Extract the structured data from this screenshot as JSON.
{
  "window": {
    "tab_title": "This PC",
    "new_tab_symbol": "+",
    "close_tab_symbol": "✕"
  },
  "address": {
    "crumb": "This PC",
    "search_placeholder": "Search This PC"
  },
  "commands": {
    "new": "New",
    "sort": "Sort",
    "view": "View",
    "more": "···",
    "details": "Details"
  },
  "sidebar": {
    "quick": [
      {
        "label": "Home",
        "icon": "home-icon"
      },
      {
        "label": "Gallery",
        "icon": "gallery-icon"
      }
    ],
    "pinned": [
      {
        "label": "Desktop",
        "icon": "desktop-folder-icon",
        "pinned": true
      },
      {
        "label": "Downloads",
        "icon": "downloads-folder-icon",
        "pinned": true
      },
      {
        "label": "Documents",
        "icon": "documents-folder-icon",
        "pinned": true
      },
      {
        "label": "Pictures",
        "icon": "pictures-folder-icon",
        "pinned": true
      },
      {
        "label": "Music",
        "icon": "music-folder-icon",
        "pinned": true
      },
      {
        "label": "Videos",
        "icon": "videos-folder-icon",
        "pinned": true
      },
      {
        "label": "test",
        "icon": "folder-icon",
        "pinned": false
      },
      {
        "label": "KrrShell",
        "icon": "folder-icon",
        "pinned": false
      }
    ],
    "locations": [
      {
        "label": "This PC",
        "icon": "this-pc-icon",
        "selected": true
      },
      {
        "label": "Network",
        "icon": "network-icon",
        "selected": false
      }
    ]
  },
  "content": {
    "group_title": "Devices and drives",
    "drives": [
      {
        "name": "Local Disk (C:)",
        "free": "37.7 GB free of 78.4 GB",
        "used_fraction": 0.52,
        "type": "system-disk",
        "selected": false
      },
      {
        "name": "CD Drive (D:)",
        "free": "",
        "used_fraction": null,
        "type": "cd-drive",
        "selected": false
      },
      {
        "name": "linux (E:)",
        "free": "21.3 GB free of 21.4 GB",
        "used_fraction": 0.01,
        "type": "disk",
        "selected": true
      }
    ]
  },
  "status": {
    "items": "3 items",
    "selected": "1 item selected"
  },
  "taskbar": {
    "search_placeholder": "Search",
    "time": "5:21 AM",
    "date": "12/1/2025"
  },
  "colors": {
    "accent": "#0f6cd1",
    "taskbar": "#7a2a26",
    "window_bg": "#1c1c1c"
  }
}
· · · · ·
(WHAT THE TASK REQUIRES): Write out every line from the entries where "folder" appears.

(THE COMPLETED TASK):
        "icon": "desktop-folder-icon",
        "icon": "downloads-folder-icon",
        "icon": "documents-folder-icon",
        "icon": "pictures-folder-icon",
        "icon": "music-folder-icon",
        "icon": "videos-folder-icon",
        "icon": "folder-icon",
        "icon": "folder-icon",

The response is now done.